The listing below is the input. Say how many of its lines contain "苏州市顺浩建设园林工程有限公司", giving the number alone.

> _INPUT MATERIAL_:
Begin

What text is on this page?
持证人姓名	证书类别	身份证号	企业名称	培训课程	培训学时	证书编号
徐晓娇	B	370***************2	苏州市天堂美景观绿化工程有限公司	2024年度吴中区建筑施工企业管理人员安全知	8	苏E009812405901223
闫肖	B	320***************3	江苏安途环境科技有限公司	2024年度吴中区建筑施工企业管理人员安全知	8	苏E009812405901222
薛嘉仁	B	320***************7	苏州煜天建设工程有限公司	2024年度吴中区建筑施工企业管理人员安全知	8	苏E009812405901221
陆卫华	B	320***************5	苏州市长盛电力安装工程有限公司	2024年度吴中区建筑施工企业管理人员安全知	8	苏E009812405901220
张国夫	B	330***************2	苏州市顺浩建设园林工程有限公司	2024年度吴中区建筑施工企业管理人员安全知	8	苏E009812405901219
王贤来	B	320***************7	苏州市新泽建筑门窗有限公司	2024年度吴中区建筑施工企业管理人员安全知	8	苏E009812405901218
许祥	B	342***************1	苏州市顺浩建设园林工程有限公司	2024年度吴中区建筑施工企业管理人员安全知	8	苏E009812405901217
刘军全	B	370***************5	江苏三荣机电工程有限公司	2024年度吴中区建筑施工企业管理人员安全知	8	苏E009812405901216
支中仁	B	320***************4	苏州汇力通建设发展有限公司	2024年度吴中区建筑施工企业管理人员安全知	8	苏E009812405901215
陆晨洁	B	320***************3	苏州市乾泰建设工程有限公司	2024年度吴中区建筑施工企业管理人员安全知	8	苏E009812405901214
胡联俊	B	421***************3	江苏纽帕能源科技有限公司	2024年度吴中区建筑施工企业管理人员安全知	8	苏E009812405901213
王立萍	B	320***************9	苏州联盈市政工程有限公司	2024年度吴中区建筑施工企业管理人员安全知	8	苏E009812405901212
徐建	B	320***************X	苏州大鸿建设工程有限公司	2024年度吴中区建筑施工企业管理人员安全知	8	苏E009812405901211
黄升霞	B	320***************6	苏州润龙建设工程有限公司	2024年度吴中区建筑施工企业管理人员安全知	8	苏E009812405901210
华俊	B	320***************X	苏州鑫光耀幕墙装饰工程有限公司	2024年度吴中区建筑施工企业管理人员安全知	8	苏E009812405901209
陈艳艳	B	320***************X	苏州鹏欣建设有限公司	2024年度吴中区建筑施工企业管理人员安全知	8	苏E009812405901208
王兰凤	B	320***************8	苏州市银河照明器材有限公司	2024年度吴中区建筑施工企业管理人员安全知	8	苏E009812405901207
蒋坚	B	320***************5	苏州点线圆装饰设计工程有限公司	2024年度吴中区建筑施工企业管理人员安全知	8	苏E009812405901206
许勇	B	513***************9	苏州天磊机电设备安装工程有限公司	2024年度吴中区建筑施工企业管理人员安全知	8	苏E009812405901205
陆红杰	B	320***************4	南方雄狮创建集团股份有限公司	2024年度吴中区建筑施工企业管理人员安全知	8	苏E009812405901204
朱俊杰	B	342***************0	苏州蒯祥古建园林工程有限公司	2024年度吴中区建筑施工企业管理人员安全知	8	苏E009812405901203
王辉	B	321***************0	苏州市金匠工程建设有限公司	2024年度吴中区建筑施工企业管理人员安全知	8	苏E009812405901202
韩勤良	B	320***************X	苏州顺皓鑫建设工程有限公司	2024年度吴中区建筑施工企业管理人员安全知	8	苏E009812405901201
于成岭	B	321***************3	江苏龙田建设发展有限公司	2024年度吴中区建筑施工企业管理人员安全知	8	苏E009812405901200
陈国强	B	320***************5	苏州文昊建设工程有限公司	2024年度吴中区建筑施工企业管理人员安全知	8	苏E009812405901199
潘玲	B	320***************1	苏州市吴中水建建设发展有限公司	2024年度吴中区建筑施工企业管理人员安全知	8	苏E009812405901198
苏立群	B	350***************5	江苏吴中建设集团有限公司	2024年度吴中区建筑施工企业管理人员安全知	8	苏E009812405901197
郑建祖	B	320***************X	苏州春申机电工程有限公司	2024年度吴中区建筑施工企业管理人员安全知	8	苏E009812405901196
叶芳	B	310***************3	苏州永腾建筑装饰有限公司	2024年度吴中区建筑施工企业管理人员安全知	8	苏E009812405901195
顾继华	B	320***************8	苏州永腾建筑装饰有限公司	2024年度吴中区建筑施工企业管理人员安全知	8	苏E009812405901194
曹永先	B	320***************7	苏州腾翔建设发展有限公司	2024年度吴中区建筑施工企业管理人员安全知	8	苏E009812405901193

End

> _SOLUTION BELOW_: 2